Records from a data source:
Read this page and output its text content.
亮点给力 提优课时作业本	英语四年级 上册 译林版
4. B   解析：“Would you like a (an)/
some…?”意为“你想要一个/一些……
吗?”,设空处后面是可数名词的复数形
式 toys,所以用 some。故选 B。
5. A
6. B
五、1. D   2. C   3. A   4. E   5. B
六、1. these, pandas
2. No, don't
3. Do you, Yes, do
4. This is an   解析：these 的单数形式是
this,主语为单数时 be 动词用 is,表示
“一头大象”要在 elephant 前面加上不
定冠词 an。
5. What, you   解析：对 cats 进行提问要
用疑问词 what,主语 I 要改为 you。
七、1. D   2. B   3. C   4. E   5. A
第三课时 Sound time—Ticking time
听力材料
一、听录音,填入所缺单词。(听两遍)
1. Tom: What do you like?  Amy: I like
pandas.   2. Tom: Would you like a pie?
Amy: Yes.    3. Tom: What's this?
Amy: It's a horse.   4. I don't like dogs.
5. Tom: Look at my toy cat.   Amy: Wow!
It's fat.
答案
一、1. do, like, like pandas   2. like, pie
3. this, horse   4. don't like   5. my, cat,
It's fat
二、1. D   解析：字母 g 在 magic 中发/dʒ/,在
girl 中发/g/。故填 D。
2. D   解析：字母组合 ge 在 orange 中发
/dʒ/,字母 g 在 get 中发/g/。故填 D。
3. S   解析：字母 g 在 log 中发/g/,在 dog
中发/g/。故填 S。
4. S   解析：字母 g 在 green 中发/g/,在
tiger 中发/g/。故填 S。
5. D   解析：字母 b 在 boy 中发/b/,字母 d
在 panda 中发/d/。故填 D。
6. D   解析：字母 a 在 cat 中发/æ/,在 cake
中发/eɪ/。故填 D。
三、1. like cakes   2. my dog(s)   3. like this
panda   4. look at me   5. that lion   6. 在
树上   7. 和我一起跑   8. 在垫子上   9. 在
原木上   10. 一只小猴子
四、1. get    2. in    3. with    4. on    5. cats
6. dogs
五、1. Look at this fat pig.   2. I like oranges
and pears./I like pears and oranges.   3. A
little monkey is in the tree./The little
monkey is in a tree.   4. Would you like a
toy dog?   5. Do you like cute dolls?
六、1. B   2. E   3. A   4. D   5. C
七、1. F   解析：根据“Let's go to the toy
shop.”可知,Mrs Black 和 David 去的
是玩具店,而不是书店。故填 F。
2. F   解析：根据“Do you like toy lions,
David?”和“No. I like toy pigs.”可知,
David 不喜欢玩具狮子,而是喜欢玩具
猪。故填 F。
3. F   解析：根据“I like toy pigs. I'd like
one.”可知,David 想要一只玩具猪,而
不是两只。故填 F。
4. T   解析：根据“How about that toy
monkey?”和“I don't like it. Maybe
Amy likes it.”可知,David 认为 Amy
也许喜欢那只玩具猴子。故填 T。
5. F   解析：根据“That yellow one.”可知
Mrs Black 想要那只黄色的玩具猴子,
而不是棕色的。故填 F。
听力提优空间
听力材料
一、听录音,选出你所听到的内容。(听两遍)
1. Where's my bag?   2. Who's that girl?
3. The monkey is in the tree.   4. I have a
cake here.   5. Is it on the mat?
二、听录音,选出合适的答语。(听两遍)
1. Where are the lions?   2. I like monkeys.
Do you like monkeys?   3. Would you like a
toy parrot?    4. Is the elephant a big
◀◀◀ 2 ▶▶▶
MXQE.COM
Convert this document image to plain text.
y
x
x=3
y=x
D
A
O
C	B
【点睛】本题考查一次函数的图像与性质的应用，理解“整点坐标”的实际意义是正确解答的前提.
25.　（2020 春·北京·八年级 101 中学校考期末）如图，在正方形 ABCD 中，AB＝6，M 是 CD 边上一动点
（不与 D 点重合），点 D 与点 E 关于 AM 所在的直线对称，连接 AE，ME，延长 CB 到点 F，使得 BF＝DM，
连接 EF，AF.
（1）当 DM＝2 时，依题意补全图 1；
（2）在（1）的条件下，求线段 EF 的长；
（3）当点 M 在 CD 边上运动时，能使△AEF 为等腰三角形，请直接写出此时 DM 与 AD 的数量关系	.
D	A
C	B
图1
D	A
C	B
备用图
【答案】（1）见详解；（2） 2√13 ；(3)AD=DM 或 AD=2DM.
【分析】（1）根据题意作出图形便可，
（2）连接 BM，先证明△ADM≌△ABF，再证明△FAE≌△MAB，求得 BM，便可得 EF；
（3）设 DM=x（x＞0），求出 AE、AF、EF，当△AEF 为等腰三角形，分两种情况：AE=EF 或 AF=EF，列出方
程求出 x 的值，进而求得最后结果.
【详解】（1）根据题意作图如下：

» **Your task**
Give the entries once more, exactly as they appear.

» **Written solution**
Read this page and output its text content.
亮点给力 提优课时作业本	英语四年级 上册 译林版
4. B   解析：“Would you like a (an)/
some…?”意为“你想要一个/一些……
吗?”,设空处后面是可数名词的复数形
式 toys,所以用 some。故选 B。
5. A
6. B
五、1. D   2. C   3. A   4. E   5. B
六、1. these, pandas
2. No, don't
3. Do you, Yes, do
4. This is an   解析：these 的单数形式是
this,主语为单数时 be 动词用 is,表示
“一头大象”要在 elephant 前面加上不
定冠词 an。
5. What, you   解析：对 cats 进行提问要
用疑问词 what,主语 I 要改为 you。
七、1. D   2. B   3. C   4. E   5. A
第三课时 Sound time—Ticking time
听力材料
一、听录音,填入所缺单词。(听两遍)
1. Tom: What do you like?  Amy: I like
pandas.   2. Tom: Would you like a pie?
Amy: Yes.    3. Tom: What's this?
Amy: It's a horse.   4. I don't like dogs.
5. Tom: Look at my toy cat.   Amy: Wow!
It's fat.
答案
一、1. do, like, like pandas   2. like, pie
3. this, horse   4. don't like   5. my, cat,
It's fat
二、1. D   解析：字母 g 在 magic 中发/dʒ/,在
girl 中发/g/。故填 D。
2. D   解析：字母组合 ge 在 orange 中发
/dʒ/,字母 g 在 get 中发/g/。故填 D。
3. S   解析：字母 g 在 log 中发/g/,在 dog
中发/g/。故填 S。
4. S   解析：字母 g 在 green 中发/g/,在
tiger 中发/g/。故填 S。
5. D   解析：字母 b 在 boy 中发/b/,字母 d
在 panda 中发/d/。故填 D。
6. D   解析：字母 a 在 cat 中发/æ/,在 cake
中发/eɪ/。故填 D。
三、1. like cakes   2. my dog(s)   3. like this
panda   4. look at me   5. that lion   6. 在
树上   7. 和我一起跑   8. 在垫子上   9. 在
原木上   10. 一只小猴子
四、1. get    2. in    3. with    4. on    5. cats
6. dogs
五、1. Look at this fat pig.   2. I like oranges
and pears./I like pears and oranges.   3. A
little monkey is in the tree./The little
monkey is in a tree.   4. Would you like a
toy dog?   5. Do you like cute dolls?
六、1. B   2. E   3. A   4. D   5. C
七、1. F   解析：根据“Let's go to the toy
shop.”可知,Mrs Black 和 David 去的
是玩具店,而不是书店。故填 F。
2. F   解析：根据“Do you like toy lions,
David?”和“No. I like toy pigs.”可知,
David 不喜欢玩具狮子,而是喜欢玩具
猪。故填 F。
3. F   解析：根据“I like toy pigs. I'd like
one.”可知,David 想要一只玩具猪,而
不是两只。故填 F。
4. T   解析：根据“How about that toy
monkey?”和“I don't like it. Maybe
Amy likes it.”可知,David 认为 Amy
也许喜欢那只玩具猴子。故填 T。
5. F   解析：根据“That yellow one.”可知
Mrs Black 想要那只黄色的玩具猴子,
而不是棕色的。故填 F。
听力提优空间
听力材料
一、听录音,选出你所听到的内容。(听两遍)
1. Where's my bag?   2. Who's that girl?
3. The monkey is in the tree.   4. I have a
cake here.   5. Is it on the mat?
二、听录音,选出合适的答语。(听两遍)
1. Where are the lions?   2. I like monkeys.
Do you like monkeys?   3. Would you like a
toy parrot?    4. Is the elephant a big
◀◀◀ 2 ▶▶▶
MXQE.COM
Convert this document image to plain text.
y
x
x=3
y=x
D
A
O
C	B
【点睛】本题考查一次函数的图像与性质的应用，理解“整点坐标”的实际意义是正确解答的前提.
25.　（2020 春·北京·八年级 101 中学校考期末）如图，在正方形 ABCD 中，AB＝6，M 是 CD 边上一动点
（不与 D 点重合），点 D 与点 E 关于 AM 所在的直线对称，连接 AE，ME，延长 CB 到点 F，使得 BF＝DM，
连接 EF，AF.
（1）当 DM＝2 时，依题意补全图 1；
（2）在（1）的条件下，求线段 EF 的长；
（3）当点 M 在 CD 边上运动时，能使△AEF 为等腰三角形，请直接写出此时 DM 与 AD 的数量关系	.
D	A
C	B
图1
D	A
C	B
备用图
【答案】（1）见详解；（2） 2√13 ；(3)AD=DM 或 AD=2DM.
【分析】（1）根据题意作出图形便可，
（2）连接 BM，先证明△ADM≌△ABF，再证明△FAE≌△MAB，求得 BM，便可得 EF；
（3）设 DM=x（x＞0），求出 AE、AF、EF，当△AEF 为等腰三角形，分两种情况：AE=EF 或 AF=EF，列出方
程求出 x 的值，进而求得最后结果.
【详解】（1）根据题意作图如下：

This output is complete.